▸ **What to work on**: Skip every picture and transcribe the remaining material exactly.

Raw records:
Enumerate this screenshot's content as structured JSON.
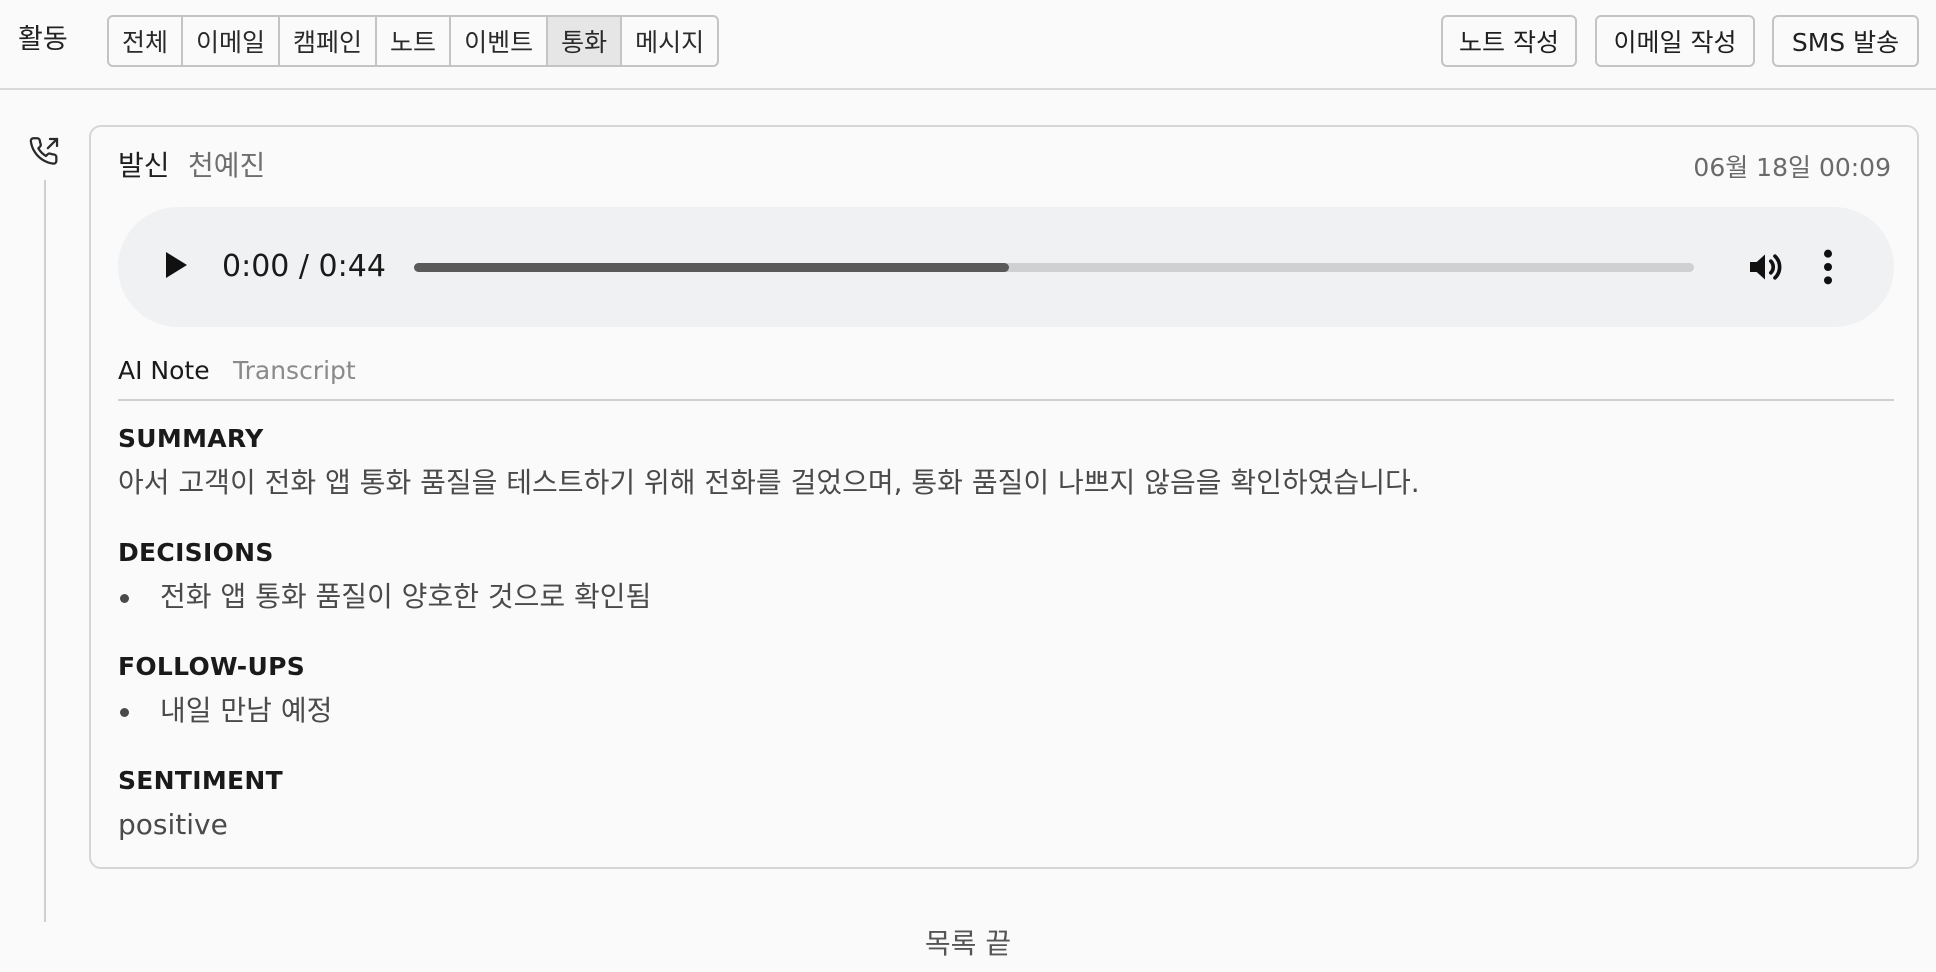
{
  "header": {
    "title": "활동",
    "filters": [
      {
        "label": "전체",
        "active": false
      },
      {
        "label": "이메일",
        "active": false
      },
      {
        "label": "캠페인",
        "active": false
      },
      {
        "label": "노트",
        "active": false
      },
      {
        "label": "이벤트",
        "active": false
      },
      {
        "label": "통화",
        "active": true
      },
      {
        "label": "메시지",
        "active": false
      }
    ],
    "actions": {
      "write_note": "노트 작성",
      "write_email": "이메일 작성",
      "send_sms": "SMS 발송"
    }
  },
  "activity": {
    "icon": "phone-outgoing-icon",
    "direction": "발신",
    "contact": "천예진",
    "timestamp": "06월 18일 00:09",
    "player": {
      "time": "0:00 / 0:44",
      "progress": 0.465
    },
    "tabs": {
      "ai_note": "AI Note",
      "transcript": "Transcript"
    },
    "note": {
      "summary_heading": "SUMMARY",
      "summary_text": "아서 고객이 전화 앱 통화 품질을 테스트하기 위해 전화를 걸었으며, 통화 품질이 나쁘지 않음을 확인하였습니다.",
      "decisions_heading": "DECISIONS",
      "decisions": [
        "전화 앱 통화 품질이 양호한 것으로 확인됨"
      ],
      "followups_heading": "FOLLOW-UPS",
      "followups": [
        "내일 만남 예정"
      ],
      "sentiment_heading": "SENTIMENT",
      "sentiment": "positive"
    }
  },
  "footer": {
    "end_text": "목록 끝"
  }
}
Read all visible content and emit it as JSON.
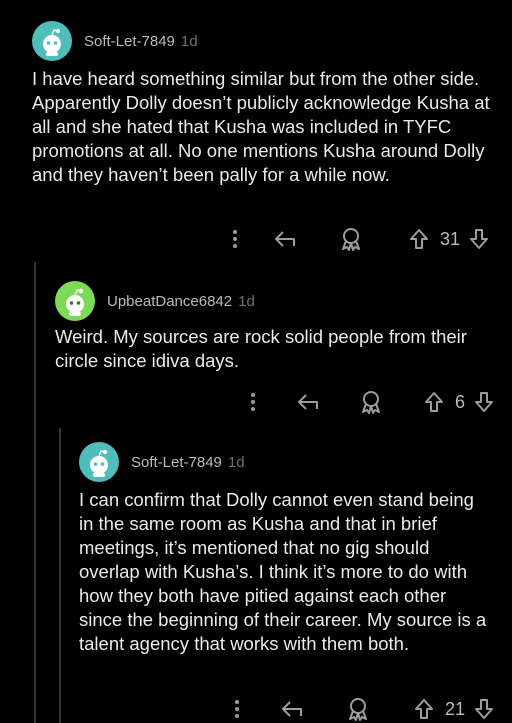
{
  "colors": {
    "background": "#000000",
    "avatar_teal": "#4fbdba",
    "avatar_green": "#7ed957",
    "thread_line": "#343536"
  },
  "comments": [
    {
      "username": "Soft-Let-7849",
      "age": "1d",
      "avatar": "snoo-avatar-teal",
      "text": "I have heard something similar but from the other side. Apparently Dolly doesn’t publicly acknowledge Kusha at all and she hated that Kusha was included in TYFC promotions at all. No one mentions Kusha around Dolly and they haven’t been pally for a while now.",
      "votes": "31"
    },
    {
      "username": "UpbeatDance6842",
      "age": "1d",
      "avatar": "snoo-avatar-green",
      "text": "Weird. My sources are rock solid people from their circle since idiva days.",
      "votes": "6"
    },
    {
      "username": "Soft-Let-7849",
      "age": "1d",
      "avatar": "snoo-avatar-teal",
      "text": "I can confirm that Dolly cannot even stand being in the same room as Kusha and that in brief meetings, it’s mentioned that no gig should overlap with Kusha’s. I think it’s more to do with how they both have pitied against each other since the beginning of their career. My source is a talent agency that works with them both.",
      "votes": "21"
    }
  ],
  "icons": {
    "more": "more-options-icon",
    "reply": "reply-icon",
    "award": "award-icon",
    "upvote": "upvote-icon",
    "downvote": "downvote-icon"
  }
}
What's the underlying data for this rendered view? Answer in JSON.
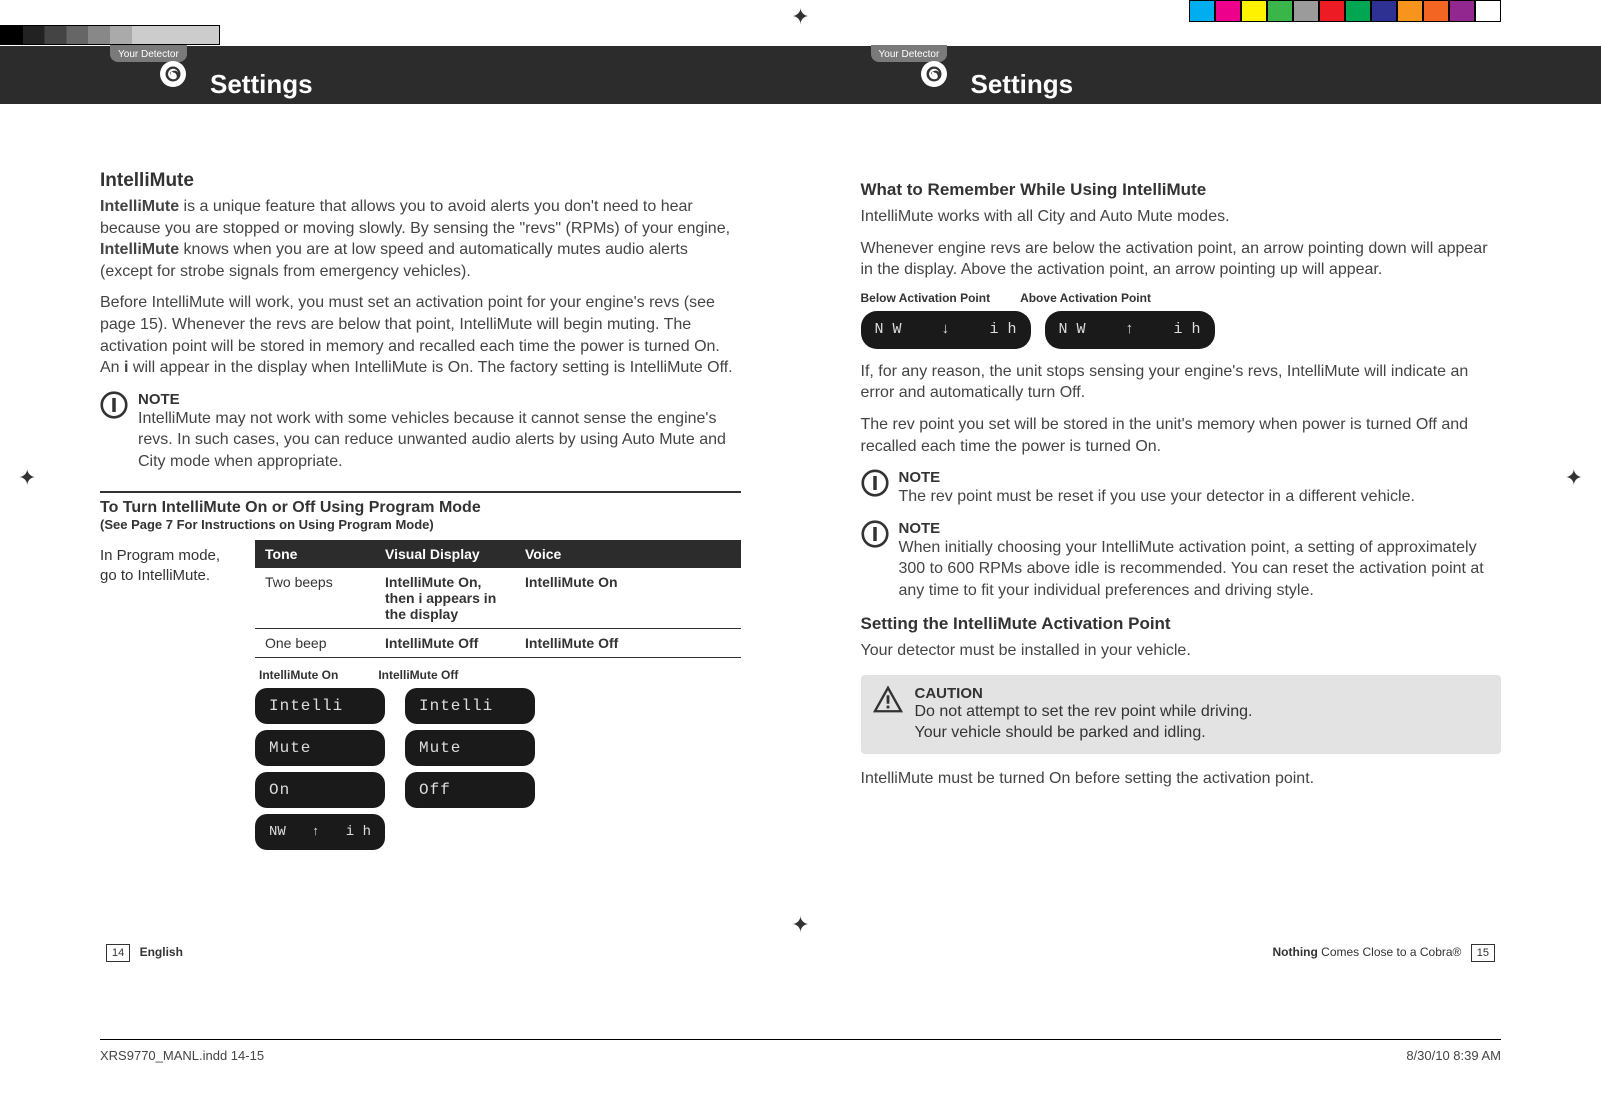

▸ **Response below**:
Enumerate this screenshot's content as structured JSON.
{
  "header": {
    "title": "활동",
    "filters": [
      {
        "label": "전체",
        "active": false
      },
      {
        "label": "이메일",
        "active": false
      },
      {
        "label": "캠페인",
        "active": false
      },
      {
        "label": "노트",
        "active": false
      },
      {
        "label": "이벤트",
        "active": false
      },
      {
        "label": "통화",
        "active": true
      },
      {
        "label": "메시지",
        "active": false
      }
    ],
    "actions": {
      "write_note": "노트 작성",
      "write_email": "이메일 작성",
      "send_sms": "SMS 발송"
    }
  },
  "activity": {
    "icon": "phone-outgoing-icon",
    "direction": "발신",
    "contact": "천예진",
    "timestamp": "06월 18일 00:09",
    "player": {
      "time": "0:00 / 0:44",
      "progress": 0.465
    },
    "tabs": {
      "ai_note": "AI Note",
      "transcript": "Transcript"
    },
    "note": {
      "summary_heading": "SUMMARY",
      "summary_text": "아서 고객이 전화 앱 통화 품질을 테스트하기 위해 전화를 걸었으며, 통화 품질이 나쁘지 않음을 확인하였습니다.",
      "decisions_heading": "DECISIONS",
      "decisions": [
        "전화 앱 통화 품질이 양호한 것으로 확인됨"
      ],
      "followups_heading": "FOLLOW-UPS",
      "followups": [
        "내일 만남 예정"
      ],
      "sentiment_heading": "SENTIMENT",
      "sentiment": "positive"
    }
  },
  "footer": {
    "end_text": "목록 끝"
  }
}
Read all visible content and emit it as JSON.
{
  "colors": {
    "background": "#000000",
    "avatar_teal": "#4fbdba",
    "avatar_green": "#7ed957",
    "thread_line": "#343536"
  },
  "comments": [
    {
      "username": "Soft-Let-7849",
      "age": "1d",
      "avatar": "snoo-avatar-teal",
      "text": "I have heard something similar but from the other side. Apparently Dolly doesn’t publicly acknowledge Kusha at all and she hated that Kusha was included in TYFC promotions at all. No one mentions Kusha around Dolly and they haven’t been pally for a while now.",
      "votes": "31"
    },
    {
      "username": "UpbeatDance6842",
      "age": "1d",
      "avatar": "snoo-avatar-green",
      "text": "Weird. My sources are rock solid people from their circle since idiva days.",
      "votes": "6"
    },
    {
      "username": "Soft-Let-7849",
      "age": "1d",
      "avatar": "snoo-avatar-teal",
      "text": "I can confirm that Dolly cannot even stand being in the same room as Kusha and that in brief meetings, it’s mentioned that no gig should overlap with Kusha’s. I think it’s more to do with how they both have pitied against each other since the beginning of their career. My source is a talent agency that works with them both.",
      "votes": "21"
    }
  ],
  "icons": {
    "more": "more-options-icon",
    "reply": "reply-icon",
    "award": "award-icon",
    "upvote": "upvote-icon",
    "downvote": "downvote-icon"
  }
}
What's the underlying data for this rendered view? Answer in JSON.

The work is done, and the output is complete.